Work to complete -
Copy out all lines that hold "Allegro".

Task input -

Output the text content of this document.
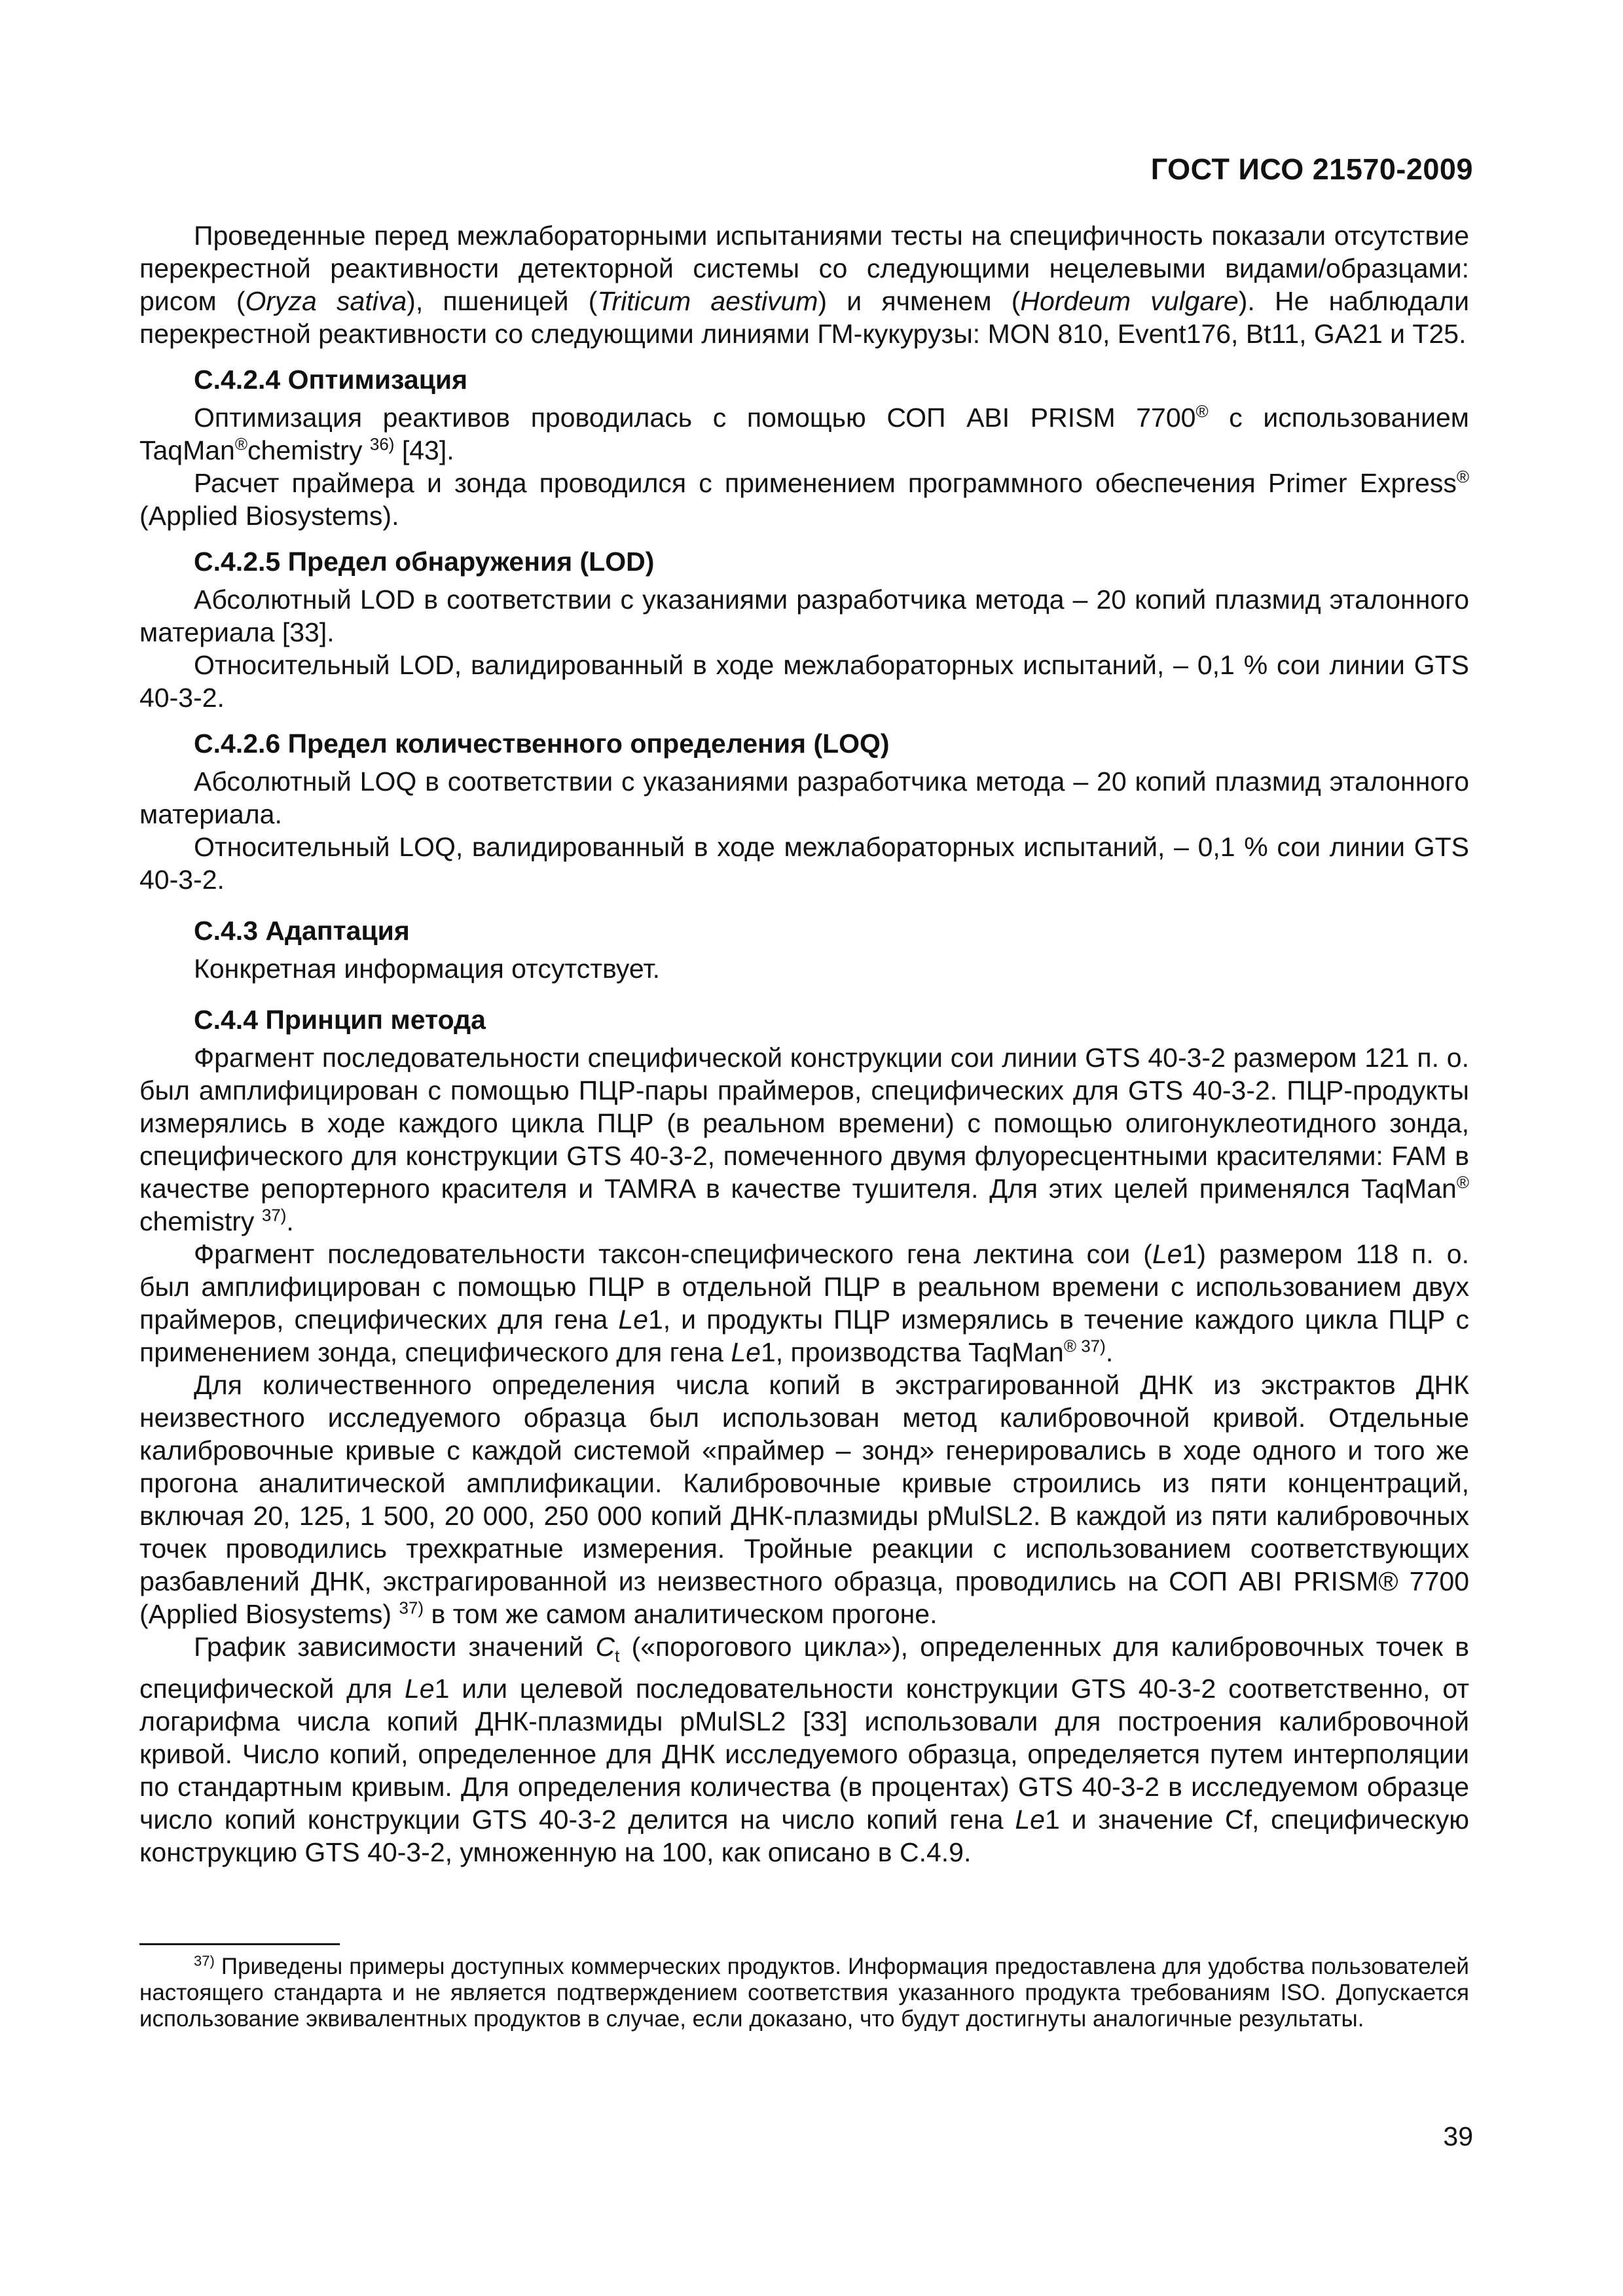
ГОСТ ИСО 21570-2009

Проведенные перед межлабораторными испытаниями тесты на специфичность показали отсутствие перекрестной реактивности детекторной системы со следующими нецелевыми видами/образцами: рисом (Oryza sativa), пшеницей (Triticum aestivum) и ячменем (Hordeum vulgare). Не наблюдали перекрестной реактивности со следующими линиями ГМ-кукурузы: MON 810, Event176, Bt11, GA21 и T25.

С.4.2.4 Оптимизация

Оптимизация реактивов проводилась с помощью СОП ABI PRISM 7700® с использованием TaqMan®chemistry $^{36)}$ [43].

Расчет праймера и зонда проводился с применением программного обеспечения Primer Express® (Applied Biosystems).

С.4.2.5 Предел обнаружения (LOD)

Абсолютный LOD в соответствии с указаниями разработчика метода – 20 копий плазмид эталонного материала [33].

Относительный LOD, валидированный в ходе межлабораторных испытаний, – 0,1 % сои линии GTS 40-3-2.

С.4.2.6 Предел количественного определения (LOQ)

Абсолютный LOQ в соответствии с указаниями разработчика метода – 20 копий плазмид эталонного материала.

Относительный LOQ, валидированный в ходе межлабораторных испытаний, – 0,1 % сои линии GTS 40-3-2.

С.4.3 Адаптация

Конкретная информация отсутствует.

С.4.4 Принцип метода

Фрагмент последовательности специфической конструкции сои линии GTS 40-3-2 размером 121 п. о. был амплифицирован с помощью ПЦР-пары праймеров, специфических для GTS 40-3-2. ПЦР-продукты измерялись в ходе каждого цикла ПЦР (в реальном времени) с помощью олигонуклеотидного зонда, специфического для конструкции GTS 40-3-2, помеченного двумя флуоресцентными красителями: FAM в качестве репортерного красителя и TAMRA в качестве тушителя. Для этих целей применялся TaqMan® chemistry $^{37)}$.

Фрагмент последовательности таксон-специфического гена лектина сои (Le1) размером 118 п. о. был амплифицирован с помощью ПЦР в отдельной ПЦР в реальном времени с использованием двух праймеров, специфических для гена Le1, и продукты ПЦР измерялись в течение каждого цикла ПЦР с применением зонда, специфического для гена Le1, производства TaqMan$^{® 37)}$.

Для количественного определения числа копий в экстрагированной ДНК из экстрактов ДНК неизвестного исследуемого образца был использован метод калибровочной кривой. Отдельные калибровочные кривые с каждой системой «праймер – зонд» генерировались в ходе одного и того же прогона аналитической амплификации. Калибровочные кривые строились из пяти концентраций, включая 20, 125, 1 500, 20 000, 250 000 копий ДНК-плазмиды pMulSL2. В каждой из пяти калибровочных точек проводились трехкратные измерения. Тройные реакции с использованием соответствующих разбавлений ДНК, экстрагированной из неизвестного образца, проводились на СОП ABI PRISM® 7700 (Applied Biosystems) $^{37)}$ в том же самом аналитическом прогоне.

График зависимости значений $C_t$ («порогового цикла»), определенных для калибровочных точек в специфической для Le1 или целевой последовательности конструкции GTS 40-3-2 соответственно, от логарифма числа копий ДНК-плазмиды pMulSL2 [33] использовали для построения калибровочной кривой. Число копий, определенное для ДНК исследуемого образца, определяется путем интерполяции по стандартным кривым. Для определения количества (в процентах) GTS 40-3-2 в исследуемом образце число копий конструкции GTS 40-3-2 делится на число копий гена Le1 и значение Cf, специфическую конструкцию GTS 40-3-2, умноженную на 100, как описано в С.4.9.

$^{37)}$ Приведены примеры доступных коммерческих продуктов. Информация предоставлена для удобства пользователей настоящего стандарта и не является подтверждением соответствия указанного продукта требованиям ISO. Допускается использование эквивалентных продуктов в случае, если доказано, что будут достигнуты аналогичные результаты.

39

* * *

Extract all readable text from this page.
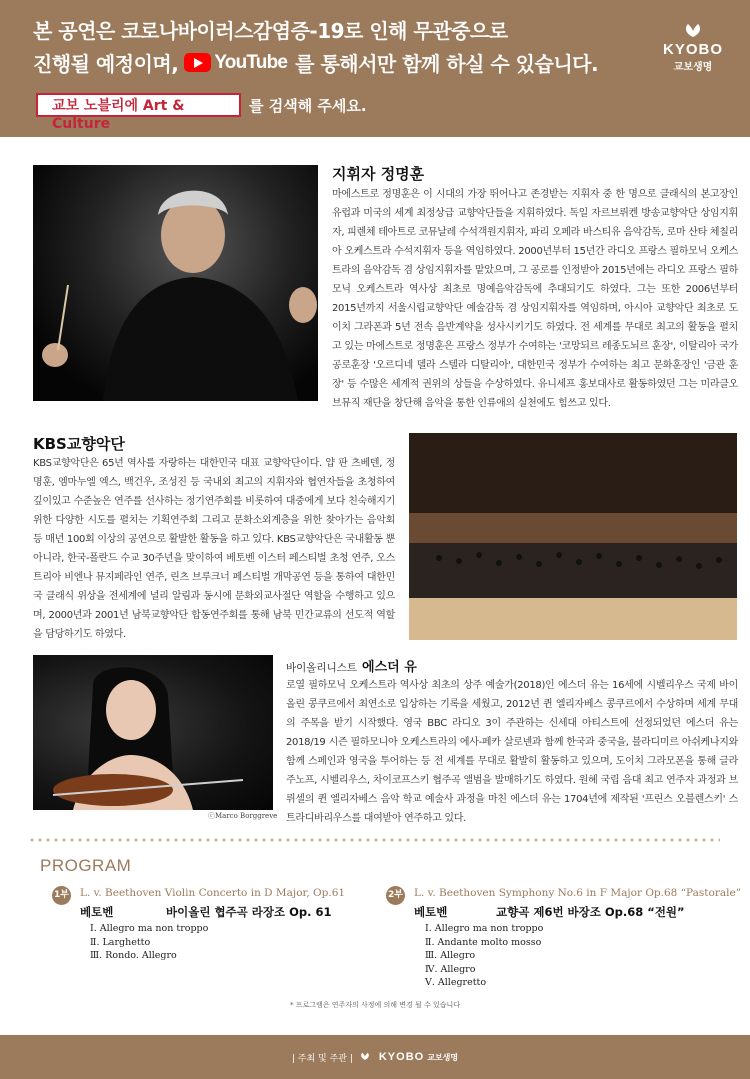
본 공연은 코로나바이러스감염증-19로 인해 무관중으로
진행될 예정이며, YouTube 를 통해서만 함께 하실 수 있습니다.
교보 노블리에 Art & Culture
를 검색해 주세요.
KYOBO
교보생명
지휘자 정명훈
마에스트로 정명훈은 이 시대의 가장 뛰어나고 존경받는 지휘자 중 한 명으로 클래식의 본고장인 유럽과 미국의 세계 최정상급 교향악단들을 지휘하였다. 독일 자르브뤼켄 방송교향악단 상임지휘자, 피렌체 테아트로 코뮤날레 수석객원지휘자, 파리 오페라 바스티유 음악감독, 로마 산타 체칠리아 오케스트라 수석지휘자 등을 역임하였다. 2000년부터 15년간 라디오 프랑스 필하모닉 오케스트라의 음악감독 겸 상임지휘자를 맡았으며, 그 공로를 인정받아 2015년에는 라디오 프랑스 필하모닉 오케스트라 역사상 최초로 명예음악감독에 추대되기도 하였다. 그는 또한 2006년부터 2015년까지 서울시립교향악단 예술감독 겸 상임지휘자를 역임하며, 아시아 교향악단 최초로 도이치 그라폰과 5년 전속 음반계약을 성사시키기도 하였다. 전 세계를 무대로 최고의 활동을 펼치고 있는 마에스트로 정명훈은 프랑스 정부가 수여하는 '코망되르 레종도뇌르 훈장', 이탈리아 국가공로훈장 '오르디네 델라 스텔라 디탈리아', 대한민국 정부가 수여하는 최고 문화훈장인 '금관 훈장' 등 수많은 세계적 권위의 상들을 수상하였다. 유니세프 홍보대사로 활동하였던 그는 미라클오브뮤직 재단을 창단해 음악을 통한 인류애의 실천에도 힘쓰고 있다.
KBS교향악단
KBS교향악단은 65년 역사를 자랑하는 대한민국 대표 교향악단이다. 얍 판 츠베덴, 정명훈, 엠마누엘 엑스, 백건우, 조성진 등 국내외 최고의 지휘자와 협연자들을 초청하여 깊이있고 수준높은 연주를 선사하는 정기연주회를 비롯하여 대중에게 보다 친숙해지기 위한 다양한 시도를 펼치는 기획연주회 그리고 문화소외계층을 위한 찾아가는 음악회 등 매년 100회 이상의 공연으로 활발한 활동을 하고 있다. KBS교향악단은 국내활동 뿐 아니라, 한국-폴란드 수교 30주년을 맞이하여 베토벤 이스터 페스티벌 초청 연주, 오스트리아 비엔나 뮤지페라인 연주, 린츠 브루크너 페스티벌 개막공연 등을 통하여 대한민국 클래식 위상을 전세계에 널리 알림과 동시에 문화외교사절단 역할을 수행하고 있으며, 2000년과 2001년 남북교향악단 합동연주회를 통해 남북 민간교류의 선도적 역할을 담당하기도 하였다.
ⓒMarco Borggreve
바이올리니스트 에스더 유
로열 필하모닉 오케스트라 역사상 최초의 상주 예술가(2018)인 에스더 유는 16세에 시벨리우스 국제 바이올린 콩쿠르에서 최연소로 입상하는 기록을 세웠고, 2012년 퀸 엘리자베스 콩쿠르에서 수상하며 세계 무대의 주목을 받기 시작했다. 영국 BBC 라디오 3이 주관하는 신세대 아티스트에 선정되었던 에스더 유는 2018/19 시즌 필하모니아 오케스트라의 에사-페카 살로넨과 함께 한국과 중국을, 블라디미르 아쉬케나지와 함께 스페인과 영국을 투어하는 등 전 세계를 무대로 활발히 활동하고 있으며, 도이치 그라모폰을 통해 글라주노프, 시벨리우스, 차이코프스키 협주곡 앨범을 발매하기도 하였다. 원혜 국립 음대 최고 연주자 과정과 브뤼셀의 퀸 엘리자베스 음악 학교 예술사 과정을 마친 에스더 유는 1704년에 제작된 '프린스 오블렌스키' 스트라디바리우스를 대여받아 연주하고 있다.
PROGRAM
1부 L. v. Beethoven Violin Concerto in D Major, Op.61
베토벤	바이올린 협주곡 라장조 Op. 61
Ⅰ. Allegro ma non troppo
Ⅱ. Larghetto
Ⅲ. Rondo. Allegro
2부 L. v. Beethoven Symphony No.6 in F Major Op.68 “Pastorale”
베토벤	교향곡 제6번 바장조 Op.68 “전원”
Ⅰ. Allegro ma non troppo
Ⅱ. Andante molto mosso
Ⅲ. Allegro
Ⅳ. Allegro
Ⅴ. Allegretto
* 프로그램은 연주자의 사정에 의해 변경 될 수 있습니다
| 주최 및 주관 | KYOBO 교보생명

Task solution -
Ⅰ. Allegro ma non troppo
Ⅲ. Rondo. Allegro
Ⅰ. Allegro ma non troppo
Ⅲ. Allegro
Ⅳ. Allegro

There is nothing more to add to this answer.